» **Set exercise**:
Transcribe the entries below exactly; leave every image out.

───── Extracted records

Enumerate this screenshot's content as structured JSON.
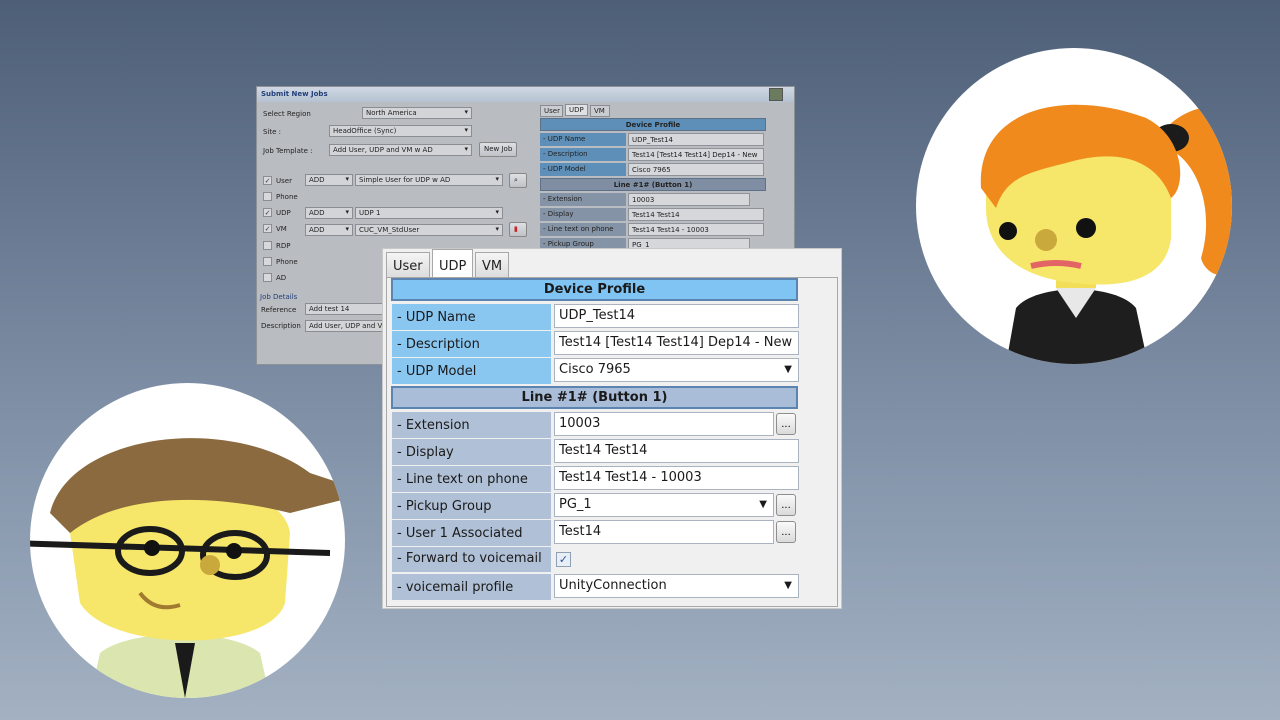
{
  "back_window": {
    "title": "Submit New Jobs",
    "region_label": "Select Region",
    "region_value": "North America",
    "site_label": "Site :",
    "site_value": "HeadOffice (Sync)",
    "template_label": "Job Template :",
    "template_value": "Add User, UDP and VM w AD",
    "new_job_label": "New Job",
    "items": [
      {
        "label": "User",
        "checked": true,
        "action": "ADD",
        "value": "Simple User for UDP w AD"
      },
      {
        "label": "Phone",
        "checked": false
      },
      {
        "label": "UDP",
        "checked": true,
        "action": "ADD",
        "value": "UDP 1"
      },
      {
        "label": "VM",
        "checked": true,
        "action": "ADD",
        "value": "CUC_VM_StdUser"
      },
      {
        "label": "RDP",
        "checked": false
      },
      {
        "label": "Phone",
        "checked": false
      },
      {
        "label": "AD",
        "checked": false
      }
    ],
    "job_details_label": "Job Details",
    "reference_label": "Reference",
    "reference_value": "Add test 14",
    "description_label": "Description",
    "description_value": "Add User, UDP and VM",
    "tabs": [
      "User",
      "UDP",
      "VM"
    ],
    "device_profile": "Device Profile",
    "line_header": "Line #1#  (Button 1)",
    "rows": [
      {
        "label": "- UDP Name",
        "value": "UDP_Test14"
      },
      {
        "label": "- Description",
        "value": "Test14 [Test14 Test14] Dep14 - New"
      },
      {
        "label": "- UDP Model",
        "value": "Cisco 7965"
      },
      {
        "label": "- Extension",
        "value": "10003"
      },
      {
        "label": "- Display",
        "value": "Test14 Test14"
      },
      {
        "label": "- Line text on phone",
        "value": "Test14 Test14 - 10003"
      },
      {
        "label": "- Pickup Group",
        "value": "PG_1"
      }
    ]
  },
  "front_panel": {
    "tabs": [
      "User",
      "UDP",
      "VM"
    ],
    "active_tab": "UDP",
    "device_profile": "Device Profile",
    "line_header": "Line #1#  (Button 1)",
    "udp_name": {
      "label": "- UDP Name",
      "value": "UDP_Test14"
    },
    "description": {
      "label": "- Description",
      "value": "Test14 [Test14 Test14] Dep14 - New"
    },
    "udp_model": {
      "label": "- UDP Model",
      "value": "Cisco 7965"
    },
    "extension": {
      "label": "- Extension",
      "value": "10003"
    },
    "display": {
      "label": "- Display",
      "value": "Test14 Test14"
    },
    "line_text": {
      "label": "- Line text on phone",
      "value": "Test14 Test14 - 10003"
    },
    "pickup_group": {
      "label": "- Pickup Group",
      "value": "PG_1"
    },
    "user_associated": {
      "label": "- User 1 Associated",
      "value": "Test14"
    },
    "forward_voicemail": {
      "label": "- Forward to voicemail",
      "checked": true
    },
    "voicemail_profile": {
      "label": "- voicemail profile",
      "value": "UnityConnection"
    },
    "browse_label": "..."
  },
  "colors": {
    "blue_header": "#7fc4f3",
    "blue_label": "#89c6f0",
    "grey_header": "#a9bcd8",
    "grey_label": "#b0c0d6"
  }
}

──────────

» **Exercise solution**:
Enumerate this screenshot's content as structured JSON.
{
  "back_window": {
    "title": "Submit New Jobs",
    "region_label": "Select Region",
    "region_value": "North America",
    "site_label": "Site :",
    "site_value": "HeadOffice (Sync)",
    "template_label": "Job Template :",
    "template_value": "Add User, UDP and VM w AD",
    "new_job_label": "New Job",
    "items": [
      {
        "label": "User",
        "checked": true,
        "action": "ADD",
        "value": "Simple User for UDP w AD"
      },
      {
        "label": "Phone",
        "checked": false
      },
      {
        "label": "UDP",
        "checked": true,
        "action": "ADD",
        "value": "UDP 1"
      },
      {
        "label": "VM",
        "checked": true,
        "action": "ADD",
        "value": "CUC_VM_StdUser"
      },
      {
        "label": "RDP",
        "checked": false
      },
      {
        "label": "Phone",
        "checked": false
      },
      {
        "label": "AD",
        "checked": false
      }
    ],
    "job_details_label": "Job Details",
    "reference_label": "Reference",
    "reference_value": "Add test 14",
    "description_label": "Description",
    "description_value": "Add User, UDP and VM",
    "tabs": [
      "User",
      "UDP",
      "VM"
    ],
    "device_profile": "Device Profile",
    "line_header": "Line #1#  (Button 1)",
    "rows": [
      {
        "label": "- UDP Name",
        "value": "UDP_Test14"
      },
      {
        "label": "- Description",
        "value": "Test14 [Test14 Test14] Dep14 - New"
      },
      {
        "label": "- UDP Model",
        "value": "Cisco 7965"
      },
      {
        "label": "- Extension",
        "value": "10003"
      },
      {
        "label": "- Display",
        "value": "Test14 Test14"
      },
      {
        "label": "- Line text on phone",
        "value": "Test14 Test14 - 10003"
      },
      {
        "label": "- Pickup Group",
        "value": "PG_1"
      }
    ]
  },
  "front_panel": {
    "tabs": [
      "User",
      "UDP",
      "VM"
    ],
    "active_tab": "UDP",
    "device_profile": "Device Profile",
    "line_header": "Line #1#  (Button 1)",
    "udp_name": {
      "label": "- UDP Name",
      "value": "UDP_Test14"
    },
    "description": {
      "label": "- Description",
      "value": "Test14 [Test14 Test14] Dep14 - New"
    },
    "udp_model": {
      "label": "- UDP Model",
      "value": "Cisco 7965"
    },
    "extension": {
      "label": "- Extension",
      "value": "10003"
    },
    "display": {
      "label": "- Display",
      "value": "Test14 Test14"
    },
    "line_text": {
      "label": "- Line text on phone",
      "value": "Test14 Test14 - 10003"
    },
    "pickup_group": {
      "label": "- Pickup Group",
      "value": "PG_1"
    },
    "user_associated": {
      "label": "- User 1 Associated",
      "value": "Test14"
    },
    "forward_voicemail": {
      "label": "- Forward to voicemail",
      "checked": true
    },
    "voicemail_profile": {
      "label": "- voicemail profile",
      "value": "UnityConnection"
    },
    "browse_label": "..."
  },
  "colors": {
    "blue_header": "#7fc4f3",
    "blue_label": "#89c6f0",
    "grey_header": "#a9bcd8",
    "grey_label": "#b0c0d6"
  }
}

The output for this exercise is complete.